◆ **Document**:
* Start *
Appeals to Christian theology or evolutionary necessity may have worked
in previous centuries, but they are unlikely to be convincing today.
Instead, you can turn to another source of economic truth: Economics 101.
From taxes to wages to government regulation, our political discourse
is dominated by a lesson that economics students learn in their first
semester: the model of a competitive market driven by supply and demand.
Introduced to the world by the French mathematician Antoine-Augustin
Cournot in 1838, this now-ubiquitous analytical tool shows how many
units of a product are demanded and supplied at any given price — and
how prices automatically adjust so that supply exactly equals demand.
This core insight dates back at least to Adam Smith, who explained in
his 1776 book The Wealth of Nations that market prices are determined by
the individual, self-interested decisions of buyers and sellers.
By the late 19th century, supply and demand curves became a dominant
feature of economics education, thanks in large part to a textbook,
Principles of Economics, by the British economist Alfred Marshall.
* End *
◆ **Tasks and exercises**:
A. From the Economics 101 passage, quote the text between "Instead, you can" and "supply and demand.", inclusive.
B. According to the Economics 101 passage, who introduced the model of a competitive market driven by supply and demand, and in what year?

◆ **Dataset excerpts**:
* Start *
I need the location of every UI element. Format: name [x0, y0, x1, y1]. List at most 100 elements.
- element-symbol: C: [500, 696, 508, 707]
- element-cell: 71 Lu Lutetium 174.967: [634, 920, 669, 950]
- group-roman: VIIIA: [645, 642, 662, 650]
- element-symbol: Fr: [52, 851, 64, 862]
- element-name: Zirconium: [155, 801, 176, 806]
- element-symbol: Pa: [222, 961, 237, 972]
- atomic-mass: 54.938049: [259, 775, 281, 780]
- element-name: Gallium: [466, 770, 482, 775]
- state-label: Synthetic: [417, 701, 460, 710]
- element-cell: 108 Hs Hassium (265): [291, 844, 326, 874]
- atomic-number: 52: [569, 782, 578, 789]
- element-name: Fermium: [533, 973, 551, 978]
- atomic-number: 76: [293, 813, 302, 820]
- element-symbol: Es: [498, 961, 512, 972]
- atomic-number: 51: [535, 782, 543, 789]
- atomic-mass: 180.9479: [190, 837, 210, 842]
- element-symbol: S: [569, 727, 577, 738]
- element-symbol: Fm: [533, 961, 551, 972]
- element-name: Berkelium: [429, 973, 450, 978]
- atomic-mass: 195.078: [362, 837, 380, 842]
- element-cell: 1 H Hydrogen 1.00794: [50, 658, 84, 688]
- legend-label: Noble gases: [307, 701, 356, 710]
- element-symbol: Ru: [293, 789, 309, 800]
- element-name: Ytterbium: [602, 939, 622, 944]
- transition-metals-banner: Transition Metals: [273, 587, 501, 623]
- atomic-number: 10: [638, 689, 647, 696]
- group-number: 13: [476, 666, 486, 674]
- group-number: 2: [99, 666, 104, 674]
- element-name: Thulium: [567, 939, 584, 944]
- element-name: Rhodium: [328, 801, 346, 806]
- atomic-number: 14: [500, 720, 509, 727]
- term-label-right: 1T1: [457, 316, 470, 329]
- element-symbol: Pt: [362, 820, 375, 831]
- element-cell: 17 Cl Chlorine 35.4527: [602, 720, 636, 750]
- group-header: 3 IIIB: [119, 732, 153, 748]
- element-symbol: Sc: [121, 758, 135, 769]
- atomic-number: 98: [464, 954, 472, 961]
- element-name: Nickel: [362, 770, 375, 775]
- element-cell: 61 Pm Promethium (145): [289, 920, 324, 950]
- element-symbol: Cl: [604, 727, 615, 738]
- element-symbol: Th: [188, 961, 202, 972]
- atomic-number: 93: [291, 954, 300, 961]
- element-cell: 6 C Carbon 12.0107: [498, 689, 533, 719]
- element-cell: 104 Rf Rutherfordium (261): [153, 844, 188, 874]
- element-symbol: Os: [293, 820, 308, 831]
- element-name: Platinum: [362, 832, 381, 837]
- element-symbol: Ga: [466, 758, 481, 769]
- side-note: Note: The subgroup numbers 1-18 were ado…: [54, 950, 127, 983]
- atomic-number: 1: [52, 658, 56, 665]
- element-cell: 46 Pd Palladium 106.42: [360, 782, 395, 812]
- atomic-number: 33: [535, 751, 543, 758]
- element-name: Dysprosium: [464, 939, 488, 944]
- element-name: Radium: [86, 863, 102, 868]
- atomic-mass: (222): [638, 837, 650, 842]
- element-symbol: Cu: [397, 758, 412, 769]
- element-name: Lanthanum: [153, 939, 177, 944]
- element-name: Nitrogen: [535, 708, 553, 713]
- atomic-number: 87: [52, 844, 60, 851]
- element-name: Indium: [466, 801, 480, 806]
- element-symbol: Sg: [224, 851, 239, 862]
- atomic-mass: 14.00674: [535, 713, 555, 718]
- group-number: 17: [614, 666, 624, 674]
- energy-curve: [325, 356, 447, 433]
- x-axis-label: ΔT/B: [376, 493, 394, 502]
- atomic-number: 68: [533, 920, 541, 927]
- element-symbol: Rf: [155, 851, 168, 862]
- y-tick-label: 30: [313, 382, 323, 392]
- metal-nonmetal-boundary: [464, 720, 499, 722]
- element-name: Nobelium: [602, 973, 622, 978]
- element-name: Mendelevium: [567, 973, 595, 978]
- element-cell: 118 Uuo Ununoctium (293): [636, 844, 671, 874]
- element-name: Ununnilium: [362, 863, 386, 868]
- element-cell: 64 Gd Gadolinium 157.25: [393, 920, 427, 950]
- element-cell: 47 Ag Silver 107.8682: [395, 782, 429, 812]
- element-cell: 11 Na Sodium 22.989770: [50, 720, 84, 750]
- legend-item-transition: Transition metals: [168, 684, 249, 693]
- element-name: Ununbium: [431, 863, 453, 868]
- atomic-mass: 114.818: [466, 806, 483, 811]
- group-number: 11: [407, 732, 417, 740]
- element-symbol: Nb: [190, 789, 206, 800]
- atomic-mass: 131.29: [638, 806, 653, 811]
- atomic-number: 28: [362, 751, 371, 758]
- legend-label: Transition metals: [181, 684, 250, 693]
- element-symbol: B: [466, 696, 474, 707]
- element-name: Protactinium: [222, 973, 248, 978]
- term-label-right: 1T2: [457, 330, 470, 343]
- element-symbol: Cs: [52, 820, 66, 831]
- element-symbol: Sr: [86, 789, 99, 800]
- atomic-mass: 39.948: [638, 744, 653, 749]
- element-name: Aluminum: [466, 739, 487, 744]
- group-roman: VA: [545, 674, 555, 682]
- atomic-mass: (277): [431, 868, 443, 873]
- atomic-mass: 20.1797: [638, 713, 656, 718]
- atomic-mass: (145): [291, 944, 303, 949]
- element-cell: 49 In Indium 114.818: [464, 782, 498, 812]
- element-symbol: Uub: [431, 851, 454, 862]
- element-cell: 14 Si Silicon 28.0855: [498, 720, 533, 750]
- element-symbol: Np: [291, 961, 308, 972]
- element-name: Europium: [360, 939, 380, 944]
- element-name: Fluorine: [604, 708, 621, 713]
* End *
◆ **Results of the exercise**:
A.
Instead, you can turn to another source of economic truth: Economics 101.
From taxes to wages to government regulation, our political discourse
is dominated by a lesson that economics students learn in their first
semester: the model of a competitive market driven by supply and demand.

B. The French mathematician Antoine-Augustin Cournot introduced it in 1838.